> DATA IN THIS EXERCISE
..........

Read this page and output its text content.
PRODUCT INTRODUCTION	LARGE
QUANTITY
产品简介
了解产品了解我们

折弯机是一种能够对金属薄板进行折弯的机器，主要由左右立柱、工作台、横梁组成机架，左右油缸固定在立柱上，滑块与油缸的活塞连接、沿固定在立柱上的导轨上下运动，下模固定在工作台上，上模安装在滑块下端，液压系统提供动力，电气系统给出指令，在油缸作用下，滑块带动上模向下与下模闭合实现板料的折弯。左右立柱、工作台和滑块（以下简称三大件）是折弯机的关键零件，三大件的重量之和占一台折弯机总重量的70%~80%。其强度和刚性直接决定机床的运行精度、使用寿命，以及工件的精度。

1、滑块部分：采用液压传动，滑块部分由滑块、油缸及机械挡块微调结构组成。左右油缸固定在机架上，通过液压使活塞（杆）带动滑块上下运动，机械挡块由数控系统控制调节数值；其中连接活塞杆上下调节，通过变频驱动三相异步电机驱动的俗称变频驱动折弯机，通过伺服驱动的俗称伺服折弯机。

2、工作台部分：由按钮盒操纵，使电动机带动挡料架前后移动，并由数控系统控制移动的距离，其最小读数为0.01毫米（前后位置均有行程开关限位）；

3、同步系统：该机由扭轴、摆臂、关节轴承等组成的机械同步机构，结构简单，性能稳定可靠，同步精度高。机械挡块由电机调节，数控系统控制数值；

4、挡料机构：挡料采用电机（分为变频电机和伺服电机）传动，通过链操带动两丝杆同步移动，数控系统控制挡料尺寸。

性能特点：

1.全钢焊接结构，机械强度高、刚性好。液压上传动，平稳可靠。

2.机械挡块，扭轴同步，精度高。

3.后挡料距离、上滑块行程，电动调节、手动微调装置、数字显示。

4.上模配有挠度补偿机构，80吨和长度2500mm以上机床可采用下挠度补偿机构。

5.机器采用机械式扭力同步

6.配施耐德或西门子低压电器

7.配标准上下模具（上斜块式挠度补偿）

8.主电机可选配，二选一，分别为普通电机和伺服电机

..........

> OBJECTIVE
Using the listing above, reproduce each line without omission.

> THE COMPLETED TASK
Read this page and output its text content.
PRODUCT INTRODUCTION	LARGE
QUANTITY
产品简介
了解产品了解我们

折弯机是一种能够对金属薄板进行折弯的机器，主要由左右立柱、工作台、横梁组成机架，左右油缸固定在立柱上，滑块与油缸的活塞连接、沿固定在立柱上的导轨上下运动，下模固定在工作台上，上模安装在滑块下端，液压系统提供动力，电气系统给出指令，在油缸作用下，滑块带动上模向下与下模闭合实现板料的折弯。左右立柱、工作台和滑块（以下简称三大件）是折弯机的关键零件，三大件的重量之和占一台折弯机总重量的70%~80%。其强度和刚性直接决定机床的运行精度、使用寿命，以及工件的精度。

1、滑块部分：采用液压传动，滑块部分由滑块、油缸及机械挡块微调结构组成。左右油缸固定在机架上，通过液压使活塞（杆）带动滑块上下运动，机械挡块由数控系统控制调节数值；其中连接活塞杆上下调节，通过变频驱动三相异步电机驱动的俗称变频驱动折弯机，通过伺服驱动的俗称伺服折弯机。

2、工作台部分：由按钮盒操纵，使电动机带动挡料架前后移动，并由数控系统控制移动的距离，其最小读数为0.01毫米（前后位置均有行程开关限位）；

3、同步系统：该机由扭轴、摆臂、关节轴承等组成的机械同步机构，结构简单，性能稳定可靠，同步精度高。机械挡块由电机调节，数控系统控制数值；

4、挡料机构：挡料采用电机（分为变频电机和伺服电机）传动，通过链操带动两丝杆同步移动，数控系统控制挡料尺寸。

性能特点：

1.全钢焊接结构，机械强度高、刚性好。液压上传动，平稳可靠。

2.机械挡块，扭轴同步，精度高。

3.后挡料距离、上滑块行程，电动调节、手动微调装置、数字显示。

4.上模配有挠度补偿机构，80吨和长度2500mm以上机床可采用下挠度补偿机构。

5.机器采用机械式扭力同步

6.配施耐德或西门子低压电器

7.配标准上下模具（上斜块式挠度补偿）

8.主电机可选配，二选一，分别为普通电机和伺服电机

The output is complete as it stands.